Problem to solve: Gather up the lines with the word "death" in them.

BEGIN Dataset entries

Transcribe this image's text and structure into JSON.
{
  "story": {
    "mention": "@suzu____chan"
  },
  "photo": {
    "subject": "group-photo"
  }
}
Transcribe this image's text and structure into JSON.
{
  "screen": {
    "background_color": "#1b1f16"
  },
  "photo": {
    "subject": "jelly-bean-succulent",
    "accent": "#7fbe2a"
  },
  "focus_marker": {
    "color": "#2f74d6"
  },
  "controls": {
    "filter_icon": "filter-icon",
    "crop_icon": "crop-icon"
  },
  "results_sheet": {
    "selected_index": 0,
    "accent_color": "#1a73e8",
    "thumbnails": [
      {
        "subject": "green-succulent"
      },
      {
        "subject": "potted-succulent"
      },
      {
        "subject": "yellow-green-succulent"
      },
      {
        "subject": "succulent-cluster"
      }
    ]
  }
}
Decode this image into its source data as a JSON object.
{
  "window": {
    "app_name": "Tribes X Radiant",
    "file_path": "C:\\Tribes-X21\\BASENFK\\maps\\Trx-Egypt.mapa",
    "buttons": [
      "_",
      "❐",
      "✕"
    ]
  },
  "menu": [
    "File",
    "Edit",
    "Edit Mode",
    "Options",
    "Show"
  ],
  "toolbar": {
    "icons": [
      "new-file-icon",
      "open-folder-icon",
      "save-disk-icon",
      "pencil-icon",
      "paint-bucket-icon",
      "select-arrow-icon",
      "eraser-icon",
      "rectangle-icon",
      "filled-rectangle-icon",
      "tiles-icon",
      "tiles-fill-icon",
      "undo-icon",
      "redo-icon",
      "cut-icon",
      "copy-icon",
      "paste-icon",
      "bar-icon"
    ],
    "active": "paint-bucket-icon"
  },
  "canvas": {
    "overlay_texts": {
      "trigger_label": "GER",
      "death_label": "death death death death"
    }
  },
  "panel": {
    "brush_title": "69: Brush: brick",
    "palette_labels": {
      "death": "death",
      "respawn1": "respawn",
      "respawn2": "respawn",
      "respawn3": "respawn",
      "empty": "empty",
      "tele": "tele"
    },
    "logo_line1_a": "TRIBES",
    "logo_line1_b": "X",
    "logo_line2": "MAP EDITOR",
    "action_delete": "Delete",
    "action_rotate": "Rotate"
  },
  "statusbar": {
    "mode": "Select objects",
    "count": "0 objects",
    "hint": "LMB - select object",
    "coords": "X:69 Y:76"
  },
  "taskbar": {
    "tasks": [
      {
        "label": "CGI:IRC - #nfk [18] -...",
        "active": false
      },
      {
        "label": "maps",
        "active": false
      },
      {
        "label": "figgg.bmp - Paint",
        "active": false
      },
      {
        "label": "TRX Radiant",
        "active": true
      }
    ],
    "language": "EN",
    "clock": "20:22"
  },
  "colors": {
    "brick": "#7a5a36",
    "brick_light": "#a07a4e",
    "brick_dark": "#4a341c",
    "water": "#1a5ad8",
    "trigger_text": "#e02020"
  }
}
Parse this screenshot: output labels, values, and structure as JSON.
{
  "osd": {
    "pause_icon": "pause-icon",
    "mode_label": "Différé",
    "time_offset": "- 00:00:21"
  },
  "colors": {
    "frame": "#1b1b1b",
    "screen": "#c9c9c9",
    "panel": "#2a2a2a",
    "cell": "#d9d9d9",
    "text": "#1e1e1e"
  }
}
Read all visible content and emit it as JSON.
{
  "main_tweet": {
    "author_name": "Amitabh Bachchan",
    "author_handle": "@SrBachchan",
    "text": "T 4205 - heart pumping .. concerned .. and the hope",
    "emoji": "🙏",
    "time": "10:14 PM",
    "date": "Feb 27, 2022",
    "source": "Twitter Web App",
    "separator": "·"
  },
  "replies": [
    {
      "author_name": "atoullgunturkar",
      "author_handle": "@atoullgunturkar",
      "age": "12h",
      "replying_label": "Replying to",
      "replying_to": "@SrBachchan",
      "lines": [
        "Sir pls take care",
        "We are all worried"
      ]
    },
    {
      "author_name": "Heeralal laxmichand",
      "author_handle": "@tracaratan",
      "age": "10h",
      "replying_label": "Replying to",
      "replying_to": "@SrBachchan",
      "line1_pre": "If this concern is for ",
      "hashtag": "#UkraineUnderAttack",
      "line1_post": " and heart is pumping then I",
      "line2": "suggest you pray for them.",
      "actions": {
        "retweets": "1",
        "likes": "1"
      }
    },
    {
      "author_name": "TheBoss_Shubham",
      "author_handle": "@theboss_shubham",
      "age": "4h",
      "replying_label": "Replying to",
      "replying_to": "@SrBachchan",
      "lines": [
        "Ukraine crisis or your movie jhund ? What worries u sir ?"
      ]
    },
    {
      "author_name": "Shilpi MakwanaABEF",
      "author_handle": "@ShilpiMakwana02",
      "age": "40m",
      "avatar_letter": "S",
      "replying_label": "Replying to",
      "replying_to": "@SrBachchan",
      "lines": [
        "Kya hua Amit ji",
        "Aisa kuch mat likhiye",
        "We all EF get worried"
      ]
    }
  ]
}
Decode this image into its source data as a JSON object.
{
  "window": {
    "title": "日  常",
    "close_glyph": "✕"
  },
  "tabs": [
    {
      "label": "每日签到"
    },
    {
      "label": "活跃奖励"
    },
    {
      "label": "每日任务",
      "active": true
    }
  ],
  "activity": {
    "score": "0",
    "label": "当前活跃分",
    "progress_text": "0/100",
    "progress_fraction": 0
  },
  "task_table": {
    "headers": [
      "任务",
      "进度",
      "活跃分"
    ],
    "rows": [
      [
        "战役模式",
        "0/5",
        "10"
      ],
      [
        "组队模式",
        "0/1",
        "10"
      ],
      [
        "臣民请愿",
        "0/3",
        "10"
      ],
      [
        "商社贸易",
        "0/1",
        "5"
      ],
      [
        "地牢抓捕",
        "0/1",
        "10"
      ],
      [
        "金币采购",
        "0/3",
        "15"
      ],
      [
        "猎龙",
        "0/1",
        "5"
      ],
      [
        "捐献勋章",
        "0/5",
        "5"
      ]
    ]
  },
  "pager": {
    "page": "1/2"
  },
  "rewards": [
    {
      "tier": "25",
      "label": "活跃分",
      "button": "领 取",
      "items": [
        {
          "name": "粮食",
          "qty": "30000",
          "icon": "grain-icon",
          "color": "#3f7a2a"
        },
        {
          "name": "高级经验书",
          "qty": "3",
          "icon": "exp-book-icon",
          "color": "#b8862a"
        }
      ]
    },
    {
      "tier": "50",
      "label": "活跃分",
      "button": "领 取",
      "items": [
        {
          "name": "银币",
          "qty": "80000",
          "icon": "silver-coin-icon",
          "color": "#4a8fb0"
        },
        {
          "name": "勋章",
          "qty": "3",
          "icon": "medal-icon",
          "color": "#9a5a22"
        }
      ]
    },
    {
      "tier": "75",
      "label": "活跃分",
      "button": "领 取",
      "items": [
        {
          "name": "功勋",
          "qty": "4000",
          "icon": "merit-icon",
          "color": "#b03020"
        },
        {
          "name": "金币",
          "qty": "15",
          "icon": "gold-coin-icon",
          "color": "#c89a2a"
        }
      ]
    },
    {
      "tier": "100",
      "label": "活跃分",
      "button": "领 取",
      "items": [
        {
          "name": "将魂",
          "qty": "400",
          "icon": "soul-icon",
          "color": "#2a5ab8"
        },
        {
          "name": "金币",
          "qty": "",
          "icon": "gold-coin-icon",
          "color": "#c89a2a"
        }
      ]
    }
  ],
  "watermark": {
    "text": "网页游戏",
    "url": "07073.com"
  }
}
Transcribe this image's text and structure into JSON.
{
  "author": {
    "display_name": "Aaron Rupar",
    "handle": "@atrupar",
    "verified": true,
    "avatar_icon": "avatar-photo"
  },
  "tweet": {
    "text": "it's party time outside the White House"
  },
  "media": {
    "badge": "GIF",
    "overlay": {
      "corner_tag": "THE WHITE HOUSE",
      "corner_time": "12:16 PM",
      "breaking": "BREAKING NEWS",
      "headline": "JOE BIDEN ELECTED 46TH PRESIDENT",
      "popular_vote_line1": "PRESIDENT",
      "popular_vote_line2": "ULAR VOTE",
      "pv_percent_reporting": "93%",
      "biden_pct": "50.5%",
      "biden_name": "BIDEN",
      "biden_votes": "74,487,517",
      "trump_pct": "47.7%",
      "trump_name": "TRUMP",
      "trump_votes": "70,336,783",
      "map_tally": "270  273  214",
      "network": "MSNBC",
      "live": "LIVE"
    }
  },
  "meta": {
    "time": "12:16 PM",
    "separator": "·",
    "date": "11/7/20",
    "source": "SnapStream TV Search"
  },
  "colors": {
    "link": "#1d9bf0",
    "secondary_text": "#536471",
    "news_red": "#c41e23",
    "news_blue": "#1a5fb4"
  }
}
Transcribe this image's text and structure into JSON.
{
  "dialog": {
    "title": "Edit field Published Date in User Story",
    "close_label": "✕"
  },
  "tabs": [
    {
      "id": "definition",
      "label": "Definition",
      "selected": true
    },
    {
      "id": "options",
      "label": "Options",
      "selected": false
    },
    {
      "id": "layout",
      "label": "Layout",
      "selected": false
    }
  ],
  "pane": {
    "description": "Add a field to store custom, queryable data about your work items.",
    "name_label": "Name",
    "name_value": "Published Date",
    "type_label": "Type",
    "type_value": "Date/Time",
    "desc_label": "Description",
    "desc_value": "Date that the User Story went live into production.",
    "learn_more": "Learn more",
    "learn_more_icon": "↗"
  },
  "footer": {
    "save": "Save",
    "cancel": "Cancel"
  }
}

END Dataset entries

Task solution:
      "death_label": "death death death death"
      "death": "death",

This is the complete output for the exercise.